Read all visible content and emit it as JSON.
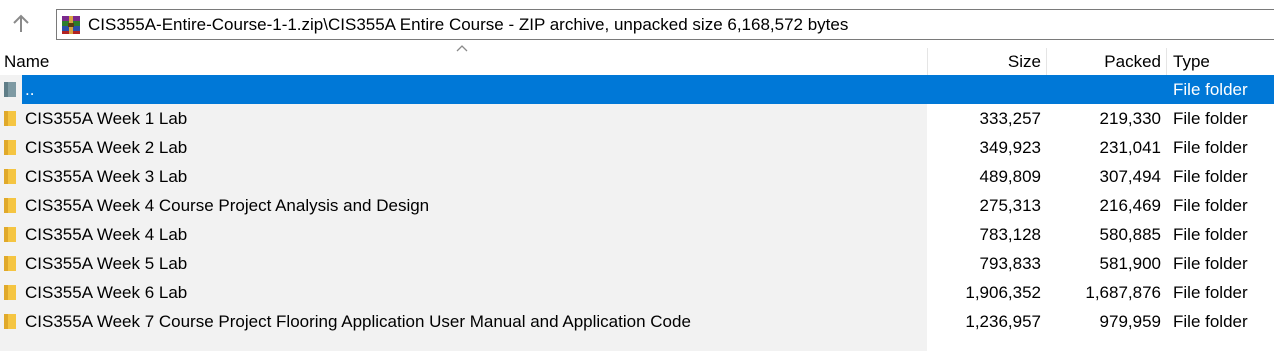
{
  "toolbar": {
    "path": "CIS355A-Entire-Course-1-1.zip\\CIS355A Entire Course - ZIP archive, unpacked size 6,168,572 bytes",
    "up_icon": "arrow-up-icon",
    "archive_icon": "winrar-archive-icon"
  },
  "columns": {
    "name": "Name",
    "size": "Size",
    "packed": "Packed",
    "type": "Type"
  },
  "rows": [
    {
      "name": "..",
      "size": "",
      "packed": "",
      "type": "File folder",
      "selected": true,
      "icon": "parent-folder-icon"
    },
    {
      "name": "CIS355A Week 1 Lab",
      "size": "333,257",
      "packed": "219,330",
      "type": "File folder",
      "icon": "folder-icon"
    },
    {
      "name": "CIS355A Week 2 Lab",
      "size": "349,923",
      "packed": "231,041",
      "type": "File folder",
      "icon": "folder-icon"
    },
    {
      "name": "CIS355A Week 3 Lab",
      "size": "489,809",
      "packed": "307,494",
      "type": "File folder",
      "icon": "folder-icon"
    },
    {
      "name": "CIS355A Week 4 Course Project Analysis and Design",
      "size": "275,313",
      "packed": "216,469",
      "type": "File folder",
      "icon": "folder-icon"
    },
    {
      "name": "CIS355A Week 4 Lab",
      "size": "783,128",
      "packed": "580,885",
      "type": "File folder",
      "icon": "folder-icon"
    },
    {
      "name": "CIS355A Week 5 Lab",
      "size": "793,833",
      "packed": "581,900",
      "type": "File folder",
      "icon": "folder-icon"
    },
    {
      "name": "CIS355A Week 6 Lab",
      "size": "1,906,352",
      "packed": "1,687,876",
      "type": "File folder",
      "icon": "folder-icon"
    },
    {
      "name": "CIS355A Week 7 Course Project Flooring Application User Manual and Application Code",
      "size": "1,236,957",
      "packed": "979,959",
      "type": "File folder",
      "icon": "folder-icon"
    }
  ],
  "colors": {
    "selection": "#0078d7",
    "folder": "#f5c542",
    "row_background": "#f2f2f2"
  }
}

### Task details
Isolate each line of the listing above that includes "size". Copy it.

### Solution for this task
    "path": "CIS355A-Entire-Course-1-1.zip\\CIS355A Entire Course - ZIP archive, unpacked size 6,168,572 bytes",
    "size": "Size",
      "size": "",
      "size": "333,257",
      "size": "349,923",
      "size": "489,809",
      "size": "275,313",
      "size": "783,128",
      "size": "793,833",
      "size": "1,906,352",
      "size": "1,236,957",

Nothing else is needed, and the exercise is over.